WRITTEN REQUEST: Could you quote, exactly as they stand, the lines running from the one with "Give me a plain-text" to the final line of the material?

-------- AVAILABLE RECORDS

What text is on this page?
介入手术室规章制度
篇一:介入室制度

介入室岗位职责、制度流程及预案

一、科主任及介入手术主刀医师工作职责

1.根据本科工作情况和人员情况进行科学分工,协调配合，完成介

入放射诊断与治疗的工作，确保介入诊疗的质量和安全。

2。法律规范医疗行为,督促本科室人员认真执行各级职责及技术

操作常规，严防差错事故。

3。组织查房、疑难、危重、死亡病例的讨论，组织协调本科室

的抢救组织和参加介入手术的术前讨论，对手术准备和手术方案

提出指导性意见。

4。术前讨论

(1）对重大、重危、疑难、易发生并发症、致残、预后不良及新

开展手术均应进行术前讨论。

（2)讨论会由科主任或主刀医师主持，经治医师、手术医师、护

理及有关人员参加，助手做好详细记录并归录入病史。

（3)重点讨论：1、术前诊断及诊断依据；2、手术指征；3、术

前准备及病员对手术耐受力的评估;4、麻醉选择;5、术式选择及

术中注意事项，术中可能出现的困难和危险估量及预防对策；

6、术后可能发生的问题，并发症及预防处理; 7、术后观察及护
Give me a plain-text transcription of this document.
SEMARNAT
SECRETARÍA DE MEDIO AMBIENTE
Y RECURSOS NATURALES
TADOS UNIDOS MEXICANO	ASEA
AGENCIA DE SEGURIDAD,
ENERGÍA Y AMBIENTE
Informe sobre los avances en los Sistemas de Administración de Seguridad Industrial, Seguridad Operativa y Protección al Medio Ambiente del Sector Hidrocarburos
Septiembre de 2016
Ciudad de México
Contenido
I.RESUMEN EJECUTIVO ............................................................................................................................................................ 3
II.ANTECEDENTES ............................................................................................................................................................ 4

----------------

RESULT OF THIS EXERCISE:
Give me a plain-text transcription of this document.
SEMARNAT
SECRETARÍA DE MEDIO AMBIENTE
Y RECURSOS NATURALES
TADOS UNIDOS MEXICANO	ASEA
AGENCIA DE SEGURIDAD,
ENERGÍA Y AMBIENTE
Informe sobre los avances en los Sistemas de Administración de Seguridad Industrial, Seguridad Operativa y Protección al Medio Ambiente del Sector Hidrocarburos
Septiembre de 2016
Ciudad de México
Contenido
I.RESUMEN EJECUTIVO ............................................................................................................................................................ 3
II.ANTECEDENTES ............................................................................................................................................................ 4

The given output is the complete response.